*Exercise task*
Write out every entry exactly as it appears.

Saved data entries:

+ + + + +

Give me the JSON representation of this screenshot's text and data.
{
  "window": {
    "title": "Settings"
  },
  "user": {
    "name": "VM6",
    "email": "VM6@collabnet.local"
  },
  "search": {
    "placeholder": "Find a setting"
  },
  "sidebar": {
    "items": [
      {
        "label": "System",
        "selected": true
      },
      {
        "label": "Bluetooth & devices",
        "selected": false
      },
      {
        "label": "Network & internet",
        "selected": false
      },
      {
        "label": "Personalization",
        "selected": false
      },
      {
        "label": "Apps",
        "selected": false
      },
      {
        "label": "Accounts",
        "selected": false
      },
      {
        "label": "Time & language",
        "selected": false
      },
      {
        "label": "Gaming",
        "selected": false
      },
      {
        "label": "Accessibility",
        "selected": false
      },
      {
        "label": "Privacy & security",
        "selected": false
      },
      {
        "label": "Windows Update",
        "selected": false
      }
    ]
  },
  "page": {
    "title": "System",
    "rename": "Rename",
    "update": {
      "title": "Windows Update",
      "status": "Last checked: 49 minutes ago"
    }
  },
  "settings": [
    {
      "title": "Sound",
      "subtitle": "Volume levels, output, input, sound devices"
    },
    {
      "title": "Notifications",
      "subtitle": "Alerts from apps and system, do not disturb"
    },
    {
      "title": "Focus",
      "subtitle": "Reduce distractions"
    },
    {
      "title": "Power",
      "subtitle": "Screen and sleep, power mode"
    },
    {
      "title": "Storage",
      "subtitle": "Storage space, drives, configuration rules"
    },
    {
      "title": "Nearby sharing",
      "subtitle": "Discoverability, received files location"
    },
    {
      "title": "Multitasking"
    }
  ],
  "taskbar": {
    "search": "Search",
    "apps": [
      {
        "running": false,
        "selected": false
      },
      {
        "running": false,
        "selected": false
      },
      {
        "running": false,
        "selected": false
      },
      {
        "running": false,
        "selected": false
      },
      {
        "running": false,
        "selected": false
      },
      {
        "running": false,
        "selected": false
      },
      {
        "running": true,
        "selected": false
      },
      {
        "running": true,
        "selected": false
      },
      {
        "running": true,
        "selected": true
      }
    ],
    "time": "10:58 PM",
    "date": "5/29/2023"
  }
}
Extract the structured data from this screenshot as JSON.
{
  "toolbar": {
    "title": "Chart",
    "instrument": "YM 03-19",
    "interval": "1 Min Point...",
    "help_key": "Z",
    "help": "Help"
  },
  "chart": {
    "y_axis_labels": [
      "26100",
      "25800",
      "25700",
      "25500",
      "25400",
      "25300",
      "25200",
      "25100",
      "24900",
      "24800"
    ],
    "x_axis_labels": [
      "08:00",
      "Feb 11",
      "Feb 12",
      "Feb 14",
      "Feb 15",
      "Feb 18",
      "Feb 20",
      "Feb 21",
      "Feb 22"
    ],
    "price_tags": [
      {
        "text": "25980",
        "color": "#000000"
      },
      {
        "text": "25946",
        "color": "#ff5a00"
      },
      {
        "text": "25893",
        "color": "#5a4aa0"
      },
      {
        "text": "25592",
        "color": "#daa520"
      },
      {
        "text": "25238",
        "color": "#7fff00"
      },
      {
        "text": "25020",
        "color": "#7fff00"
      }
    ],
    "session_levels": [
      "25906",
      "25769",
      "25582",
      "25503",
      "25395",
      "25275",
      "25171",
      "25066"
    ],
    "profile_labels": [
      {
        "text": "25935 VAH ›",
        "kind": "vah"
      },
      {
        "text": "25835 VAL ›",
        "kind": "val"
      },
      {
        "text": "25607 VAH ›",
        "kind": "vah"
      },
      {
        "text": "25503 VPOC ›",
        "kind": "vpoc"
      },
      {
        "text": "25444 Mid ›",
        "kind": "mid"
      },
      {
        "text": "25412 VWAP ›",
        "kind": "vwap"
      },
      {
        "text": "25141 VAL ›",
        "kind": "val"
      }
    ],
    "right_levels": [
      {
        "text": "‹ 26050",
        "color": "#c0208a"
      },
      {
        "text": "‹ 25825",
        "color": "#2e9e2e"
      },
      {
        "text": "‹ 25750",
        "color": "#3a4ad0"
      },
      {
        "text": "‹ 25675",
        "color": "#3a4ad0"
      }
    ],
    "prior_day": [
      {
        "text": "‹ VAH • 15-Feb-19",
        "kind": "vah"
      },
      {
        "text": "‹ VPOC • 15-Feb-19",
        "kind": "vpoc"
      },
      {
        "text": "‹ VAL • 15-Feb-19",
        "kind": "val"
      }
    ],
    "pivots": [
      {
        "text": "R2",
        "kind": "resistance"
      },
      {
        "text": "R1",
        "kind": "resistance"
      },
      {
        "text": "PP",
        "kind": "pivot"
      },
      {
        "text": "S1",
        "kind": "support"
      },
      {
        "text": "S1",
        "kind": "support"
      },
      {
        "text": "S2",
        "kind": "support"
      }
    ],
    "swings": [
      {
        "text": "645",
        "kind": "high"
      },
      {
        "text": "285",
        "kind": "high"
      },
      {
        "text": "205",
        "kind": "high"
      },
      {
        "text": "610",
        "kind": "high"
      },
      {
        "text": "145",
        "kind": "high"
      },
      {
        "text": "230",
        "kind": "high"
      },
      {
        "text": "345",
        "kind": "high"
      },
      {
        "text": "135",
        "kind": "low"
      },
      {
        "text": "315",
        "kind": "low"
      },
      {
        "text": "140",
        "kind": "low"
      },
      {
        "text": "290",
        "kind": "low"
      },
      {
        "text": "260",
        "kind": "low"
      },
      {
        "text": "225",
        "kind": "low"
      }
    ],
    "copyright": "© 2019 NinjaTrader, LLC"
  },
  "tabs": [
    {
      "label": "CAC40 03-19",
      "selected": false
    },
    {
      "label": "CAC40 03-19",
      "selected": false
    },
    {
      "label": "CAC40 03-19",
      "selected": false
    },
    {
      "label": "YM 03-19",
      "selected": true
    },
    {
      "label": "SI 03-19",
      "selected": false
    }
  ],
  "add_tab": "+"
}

+ + + + +

*Solution to this exercise*
Give me the JSON representation of this screenshot's text and data.
{
  "window": {
    "title": "Settings"
  },
  "user": {
    "name": "VM6",
    "email": "VM6@collabnet.local"
  },
  "search": {
    "placeholder": "Find a setting"
  },
  "sidebar": {
    "items": [
      {
        "label": "System",
        "selected": true
      },
      {
        "label": "Bluetooth & devices",
        "selected": false
      },
      {
        "label": "Network & internet",
        "selected": false
      },
      {
        "label": "Personalization",
        "selected": false
      },
      {
        "label": "Apps",
        "selected": false
      },
      {
        "label": "Accounts",
        "selected": false
      },
      {
        "label": "Time & language",
        "selected": false
      },
      {
        "label": "Gaming",
        "selected": false
      },
      {
        "label": "Accessibility",
        "selected": false
      },
      {
        "label": "Privacy & security",
        "selected": false
      },
      {
        "label": "Windows Update",
        "selected": false
      }
    ]
  },
  "page": {
    "title": "System",
    "rename": "Rename",
    "update": {
      "title": "Windows Update",
      "status": "Last checked: 49 minutes ago"
    }
  },
  "settings": [
    {
      "title": "Sound",
      "subtitle": "Volume levels, output, input, sound devices"
    },
    {
      "title": "Notifications",
      "subtitle": "Alerts from apps and system, do not disturb"
    },
    {
      "title": "Focus",
      "subtitle": "Reduce distractions"
    },
    {
      "title": "Power",
      "subtitle": "Screen and sleep, power mode"
    },
    {
      "title": "Storage",
      "subtitle": "Storage space, drives, configuration rules"
    },
    {
      "title": "Nearby sharing",
      "subtitle": "Discoverability, received files location"
    },
    {
      "title": "Multitasking"
    }
  ],
  "taskbar": {
    "search": "Search",
    "apps": [
      {
        "running": false,
        "selected": false
      },
      {
        "running": false,
        "selected": false
      },
      {
        "running": false,
        "selected": false
      },
      {
        "running": false,
        "selected": false
      },
      {
        "running": false,
        "selected": false
      },
      {
        "running": false,
        "selected": false
      },
      {
        "running": true,
        "selected": false
      },
      {
        "running": true,
        "selected": false
      },
      {
        "running": true,
        "selected": true
      }
    ],
    "time": "10:58 PM",
    "date": "5/29/2023"
  }
}
Extract the structured data from this screenshot as JSON.
{
  "toolbar": {
    "title": "Chart",
    "instrument": "YM 03-19",
    "interval": "1 Min Point...",
    "help_key": "Z",
    "help": "Help"
  },
  "chart": {
    "y_axis_labels": [
      "26100",
      "25800",
      "25700",
      "25500",
      "25400",
      "25300",
      "25200",
      "25100",
      "24900",
      "24800"
    ],
    "x_axis_labels": [
      "08:00",
      "Feb 11",
      "Feb 12",
      "Feb 14",
      "Feb 15",
      "Feb 18",
      "Feb 20",
      "Feb 21",
      "Feb 22"
    ],
    "price_tags": [
      {
        "text": "25980",
        "color": "#000000"
      },
      {
        "text": "25946",
        "color": "#ff5a00"
      },
      {
        "text": "25893",
        "color": "#5a4aa0"
      },
      {
        "text": "25592",
        "color": "#daa520"
      },
      {
        "text": "25238",
        "color": "#7fff00"
      },
      {
        "text": "25020",
        "color": "#7fff00"
      }
    ],
    "session_levels": [
      "25906",
      "25769",
      "25582",
      "25503",
      "25395",
      "25275",
      "25171",
      "25066"
    ],
    "profile_labels": [
      {
        "text": "25935 VAH ›",
        "kind": "vah"
      },
      {
        "text": "25835 VAL ›",
        "kind": "val"
      },
      {
        "text": "25607 VAH ›",
        "kind": "vah"
      },
      {
        "text": "25503 VPOC ›",
        "kind": "vpoc"
      },
      {
        "text": "25444 Mid ›",
        "kind": "mid"
      },
      {
        "text": "25412 VWAP ›",
        "kind": "vwap"
      },
      {
        "text": "25141 VAL ›",
        "kind": "val"
      }
    ],
    "right_levels": [
      {
        "text": "‹ 26050",
        "color": "#c0208a"
      },
      {
        "text": "‹ 25825",
        "color": "#2e9e2e"
      },
      {
        "text": "‹ 25750",
        "color": "#3a4ad0"
      },
      {
        "text": "‹ 25675",
        "color": "#3a4ad0"
      }
    ],
    "prior_day": [
      {
        "text": "‹ VAH • 15-Feb-19",
        "kind": "vah"
      },
      {
        "text": "‹ VPOC • 15-Feb-19",
        "kind": "vpoc"
      },
      {
        "text": "‹ VAL • 15-Feb-19",
        "kind": "val"
      }
    ],
    "pivots": [
      {
        "text": "R2",
        "kind": "resistance"
      },
      {
        "text": "R1",
        "kind": "resistance"
      },
      {
        "text": "PP",
        "kind": "pivot"
      },
      {
        "text": "S1",
        "kind": "support"
      },
      {
        "text": "S1",
        "kind": "support"
      },
      {
        "text": "S2",
        "kind": "support"
      }
    ],
    "swings": [
      {
        "text": "645",
        "kind": "high"
      },
      {
        "text": "285",
        "kind": "high"
      },
      {
        "text": "205",
        "kind": "high"
      },
      {
        "text": "610",
        "kind": "high"
      },
      {
        "text": "145",
        "kind": "high"
      },
      {
        "text": "230",
        "kind": "high"
      },
      {
        "text": "345",
        "kind": "high"
      },
      {
        "text": "135",
        "kind": "low"
      },
      {
        "text": "315",
        "kind": "low"
      },
      {
        "text": "140",
        "kind": "low"
      },
      {
        "text": "290",
        "kind": "low"
      },
      {
        "text": "260",
        "kind": "low"
      },
      {
        "text": "225",
        "kind": "low"
      }
    ],
    "copyright": "© 2019 NinjaTrader, LLC"
  },
  "tabs": [
    {
      "label": "CAC40 03-19",
      "selected": false
    },
    {
      "label": "CAC40 03-19",
      "selected": false
    },
    {
      "label": "CAC40 03-19",
      "selected": false
    },
    {
      "label": "YM 03-19",
      "selected": true
    },
    {
      "label": "SI 03-19",
      "selected": false
    }
  ],
  "add_tab": "+"
}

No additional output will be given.